═══ Records supplied

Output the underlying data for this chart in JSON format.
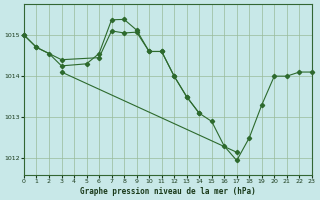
{
  "title": "Graphe pression niveau de la mer (hPa)",
  "bg_color": "#c8e8e8",
  "grid_color": "#99bb99",
  "line_color": "#2d6a2d",
  "xlim": [
    0,
    23
  ],
  "ylim": [
    1011.6,
    1015.75
  ],
  "yticks": [
    1012,
    1013,
    1014,
    1015
  ],
  "xticks": [
    0,
    1,
    2,
    3,
    4,
    5,
    6,
    7,
    8,
    9,
    10,
    11,
    12,
    13,
    14,
    15,
    16,
    17,
    18,
    19,
    20,
    21,
    22,
    23
  ],
  "series": [
    {
      "x": [
        0,
        1,
        3,
        6,
        7,
        8,
        9,
        10,
        11,
        12,
        13,
        14,
        15,
        16,
        17,
        18,
        19,
        20,
        21,
        22,
        23
      ],
      "y": [
        1015.0,
        1014.7,
        1014.4,
        1014.45,
        1015.1,
        1015.05,
        1015.07,
        1014.6,
        1014.6,
        1014.0,
        1013.5,
        1013.1,
        1012.9,
        1012.3,
        1011.95,
        1012.5,
        1013.3,
        1014.0,
        1014.0,
        1014.1,
        1014.1
      ]
    },
    {
      "x": [
        0,
        1,
        2,
        3,
        5,
        6,
        7,
        8,
        9,
        10,
        11,
        12,
        13,
        14
      ],
      "y": [
        1015.0,
        1014.7,
        1014.55,
        1014.25,
        1014.3,
        1014.55,
        1015.37,
        1015.38,
        1015.12,
        1014.6,
        1014.6,
        1014.0,
        1013.5,
        1013.1
      ]
    },
    {
      "x": [
        3,
        17
      ],
      "y": [
        1014.1,
        1012.15
      ]
    }
  ]
}
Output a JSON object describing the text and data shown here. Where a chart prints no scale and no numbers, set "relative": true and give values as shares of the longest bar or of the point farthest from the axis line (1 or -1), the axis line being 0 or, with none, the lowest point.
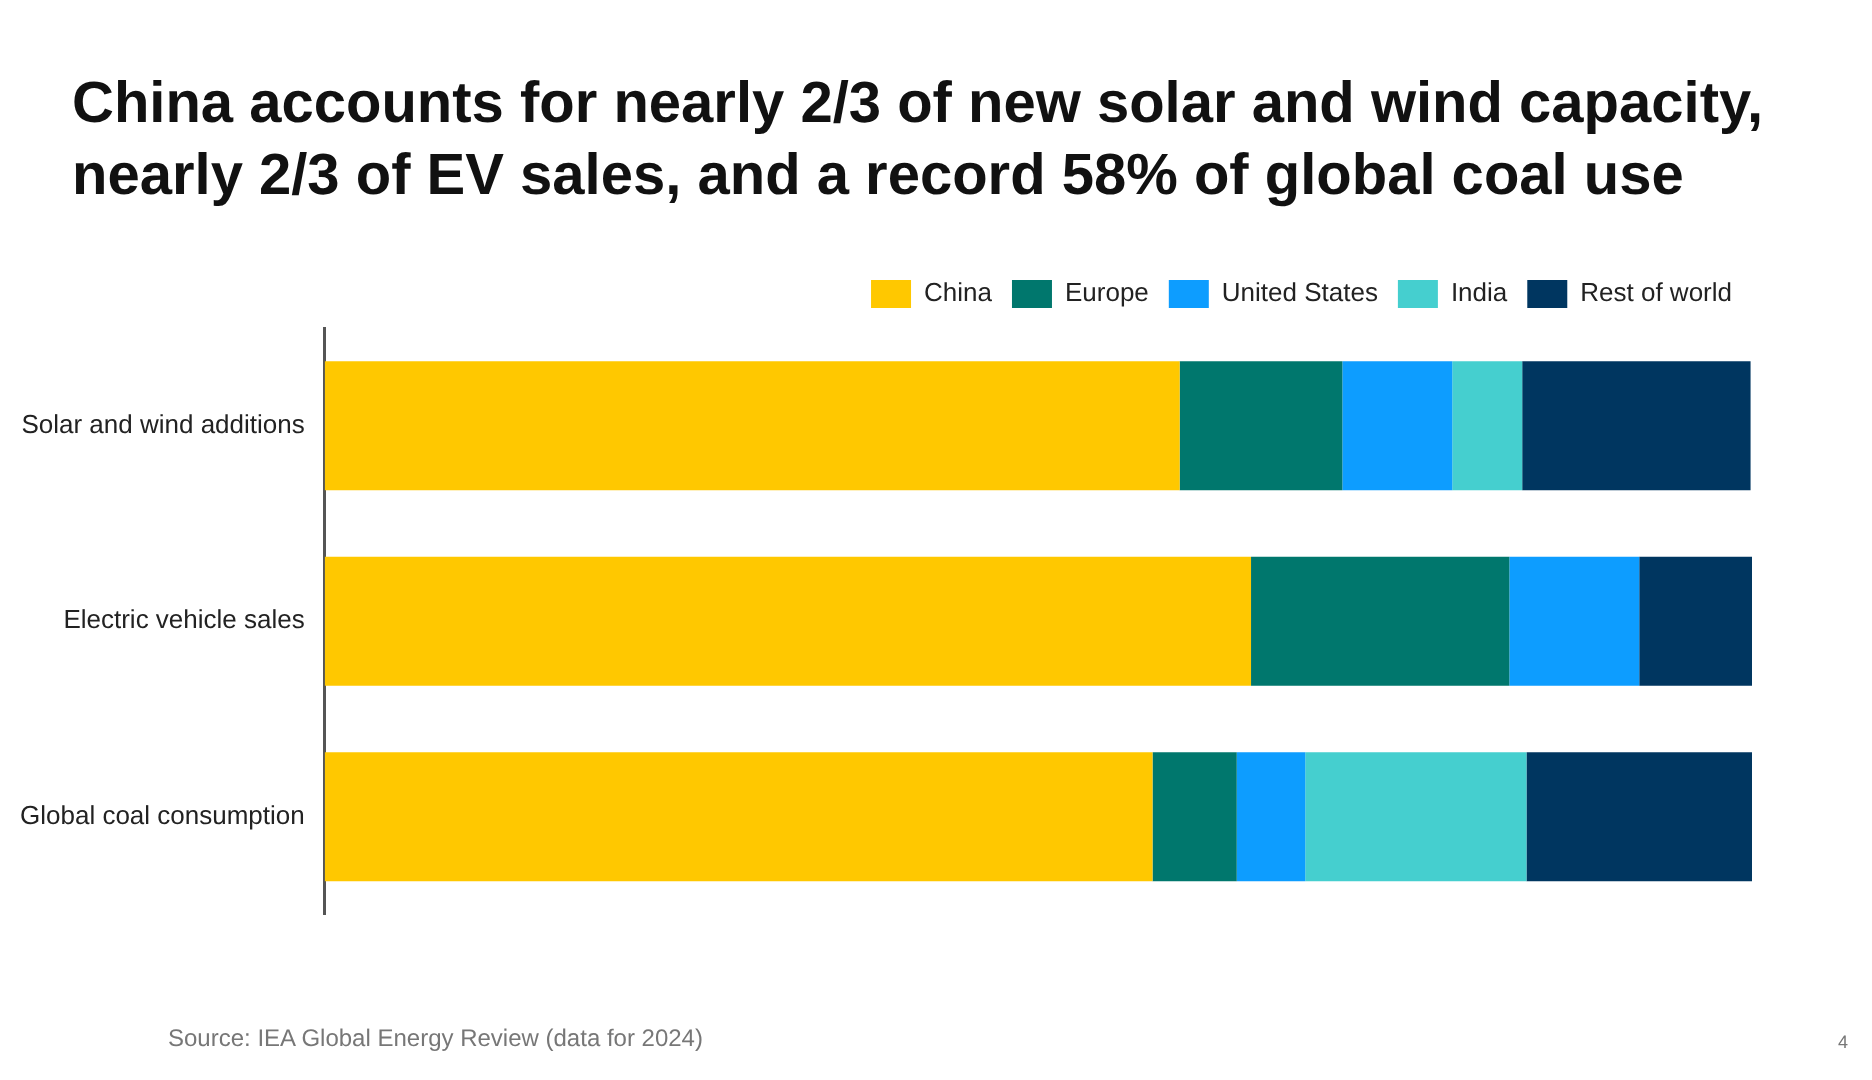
{
  "chart_data": {
    "type": "bar",
    "orientation": "horizontal",
    "stacked": true,
    "relative": true,
    "title": "China accounts for nearly 2/3 of new solar and wind capacity, nearly 2/3 of EV sales, and a record 58% of global coal use",
    "categories": [
      "Solar and wind additions",
      "Electric vehicle sales",
      "Global coal consumption"
    ],
    "series": [
      {
        "name": "China",
        "color": "#ffc800",
        "values": [
          0.599,
          0.649,
          0.58
        ]
      },
      {
        "name": "Europe",
        "color": "#00776d",
        "values": [
          0.114,
          0.181,
          0.059
        ]
      },
      {
        "name": "United States",
        "color": "#0d9dff",
        "values": [
          0.077,
          0.091,
          0.048
        ]
      },
      {
        "name": "India",
        "color": "#45cfcf",
        "values": [
          0.049,
          0,
          0.155
        ]
      },
      {
        "name": "Rest of world",
        "color": "#003660",
        "values": [
          0.16,
          0.079,
          0.158
        ]
      }
    ],
    "legend": "top right",
    "annotations": [
      "Source: IEA Global Energy Review (data for 2024)",
      "4"
    ]
  }
}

══════

◆ What to produce ◆
Transcribe every entry word for word, but skip the pictures.

◆ Task answer ◆
Output the underlying data for this chart in JSON format.
{
  "title": "Graphe pression niveau de la mer (hPa)",
  "bg_color": "#c8e8e8",
  "grid_color": "#99bb99",
  "line_color": "#2d6a2d",
  "xlim": [
    0,
    23
  ],
  "ylim": [
    1011.6,
    1015.75
  ],
  "yticks": [
    1012,
    1013,
    1014,
    1015
  ],
  "xticks": [
    0,
    1,
    2,
    3,
    4,
    5,
    6,
    7,
    8,
    9,
    10,
    11,
    12,
    13,
    14,
    15,
    16,
    17,
    18,
    19,
    20,
    21,
    22,
    23
  ],
  "series": [
    {
      "x": [
        0,
        1,
        3,
        6,
        7,
        8,
        9,
        10,
        11,
        12,
        13,
        14,
        15,
        16,
        17,
        18,
        19,
        20,
        21,
        22,
        23
      ],
      "y": [
        1015.0,
        1014.7,
        1014.4,
        1014.45,
        1015.1,
        1015.05,
        1015.07,
        1014.6,
        1014.6,
        1014.0,
        1013.5,
        1013.1,
        1012.9,
        1012.3,
        1011.95,
        1012.5,
        1013.3,
        1014.0,
        1014.0,
        1014.1,
        1014.1
      ]
    },
    {
      "x": [
        0,
        1,
        2,
        3,
        5,
        6,
        7,
        8,
        9,
        10,
        11,
        12,
        13,
        14
      ],
      "y": [
        1015.0,
        1014.7,
        1014.55,
        1014.25,
        1014.3,
        1014.55,
        1015.37,
        1015.38,
        1015.12,
        1014.6,
        1014.6,
        1014.0,
        1013.5,
        1013.1
      ]
    },
    {
      "x": [
        3,
        17
      ],
      "y": [
        1014.1,
        1012.15
      ]
    }
  ]
}
Output a JSON object describing the text and data shown here. Where a chart prints no scale and no numbers, set "relative": true and give values as shares of the longest bar or of the point farthest from the axis line (1 or -1), the axis line being 0 or, with none, the lowest point.
{
  "chart_data": {
    "type": "bar",
    "orientation": "horizontal",
    "stacked": true,
    "relative": true,
    "title": "China accounts for nearly 2/3 of new solar and wind capacity, nearly 2/3 of EV sales, and a record 58% of global coal use",
    "categories": [
      "Solar and wind additions",
      "Electric vehicle sales",
      "Global coal consumption"
    ],
    "series": [
      {
        "name": "China",
        "color": "#ffc800",
        "values": [
          0.599,
          0.649,
          0.58
        ]
      },
      {
        "name": "Europe",
        "color": "#00776d",
        "values": [
          0.114,
          0.181,
          0.059
        ]
      },
      {
        "name": "United States",
        "color": "#0d9dff",
        "values": [
          0.077,
          0.091,
          0.048
        ]
      },
      {
        "name": "India",
        "color": "#45cfcf",
        "values": [
          0.049,
          0,
          0.155
        ]
      },
      {
        "name": "Rest of world",
        "color": "#003660",
        "values": [
          0.16,
          0.079,
          0.158
        ]
      }
    ],
    "legend": "top right",
    "annotations": [
      "Source: IEA Global Energy Review (data for 2024)",
      "4"
    ]
  }
}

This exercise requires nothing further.